PAGE EXTRACT:
+===+

A genocide book edited by J. Winter (“America and the Armenian Genocide of 1915”) claims there was only one American reporter who witnessed events firsthand in the Ottoman interior, in 1915. Much is made of the fact that the Western press published sensational atrocity stories (the New York Times, for example, printed 145 "genocide" tales in 1915 alone; the newspaper’s publisher, interestingly, was a close friend of Morgenthau's), but no one stops to consider all of the information was received secondhand by bigoted or propagandistic sources. (The objective of the British, the provider of much of this information, was to get the USA into the war; Wellington House actually had a branch on U.S. soil.) The sole journalistic eyewitness: George Schreiner, who saw the suffering and the dead, but concluded there was no genocide. (“…Turkish ineptness, more than intentional brutality, was responsible for the hardships the Armenians were subjected to.")

+===+

DATA TO EXAMINE:

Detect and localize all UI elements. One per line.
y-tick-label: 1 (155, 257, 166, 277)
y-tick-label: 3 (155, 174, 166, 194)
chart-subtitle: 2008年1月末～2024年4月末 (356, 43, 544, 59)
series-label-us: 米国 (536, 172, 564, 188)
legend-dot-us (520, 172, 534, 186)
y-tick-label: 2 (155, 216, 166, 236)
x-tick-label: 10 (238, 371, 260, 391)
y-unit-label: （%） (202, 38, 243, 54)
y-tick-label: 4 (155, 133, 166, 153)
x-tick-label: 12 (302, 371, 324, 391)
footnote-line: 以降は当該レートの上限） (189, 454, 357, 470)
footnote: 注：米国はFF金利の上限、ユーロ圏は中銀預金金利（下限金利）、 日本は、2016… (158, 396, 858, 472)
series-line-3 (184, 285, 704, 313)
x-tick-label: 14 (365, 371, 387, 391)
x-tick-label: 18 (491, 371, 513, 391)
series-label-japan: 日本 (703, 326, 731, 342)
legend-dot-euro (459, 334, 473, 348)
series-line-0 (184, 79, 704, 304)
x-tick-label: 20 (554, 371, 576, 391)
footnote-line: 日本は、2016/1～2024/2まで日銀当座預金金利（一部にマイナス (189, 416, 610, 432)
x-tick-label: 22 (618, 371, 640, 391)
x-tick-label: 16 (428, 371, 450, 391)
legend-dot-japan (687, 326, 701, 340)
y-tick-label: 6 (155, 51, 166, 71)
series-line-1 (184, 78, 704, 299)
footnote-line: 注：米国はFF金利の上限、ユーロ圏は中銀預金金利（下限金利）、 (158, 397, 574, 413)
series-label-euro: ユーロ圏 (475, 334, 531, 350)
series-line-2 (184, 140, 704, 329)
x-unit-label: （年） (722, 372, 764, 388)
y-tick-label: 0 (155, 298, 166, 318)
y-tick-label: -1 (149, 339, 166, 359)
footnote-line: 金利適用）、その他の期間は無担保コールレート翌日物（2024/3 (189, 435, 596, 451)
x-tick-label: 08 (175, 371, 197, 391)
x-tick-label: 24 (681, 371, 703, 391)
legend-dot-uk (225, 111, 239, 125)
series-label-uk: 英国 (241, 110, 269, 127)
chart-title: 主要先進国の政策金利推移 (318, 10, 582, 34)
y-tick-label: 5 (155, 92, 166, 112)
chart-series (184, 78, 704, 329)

+===+

TASK DETAILS: Pick up the passage about press reports on the Armenians in 1915 and continue it after its last sentence.

RESULT:
Genocide can only be proven if there is "intent." There have been many theories as to why the bankrupt Ottomans would suddenly spend much needed money and resources to transport hundreds of thousands of Armenians, in an attempt to exterminate them while their nation, besieged by superpowers, was in danger of extinction. None are logical; the Armenians, who enjoyed “internal autonomy,” as Prof. Richard Hovannisian has written, were known as the Loyal Nation for centuries, and prospered greatly within the Ottoman Empire. During the war, there was a life and death struggle to attend to, and the Armenians made the economic and other societal wheels spin. Undertaking a calamitous disruption of the nation’s operation would have made no sense, when survival was at stake.

C. F. Dixon-Johnson put it plainly in 1916’s “The Armenians”: “The Turks had just sustained in the Caucasus a severe defeat. They needed every available man and every round of ammunition to check the advancing Russians. It is therefore incredible that without receiving any provocation they should have chosen that particularly inopportune moment to employ a large force of soldiers and gendarmes with artillery to stir up a hornet’s nest in their rear. Military considerations alone make the suggestion absurd.”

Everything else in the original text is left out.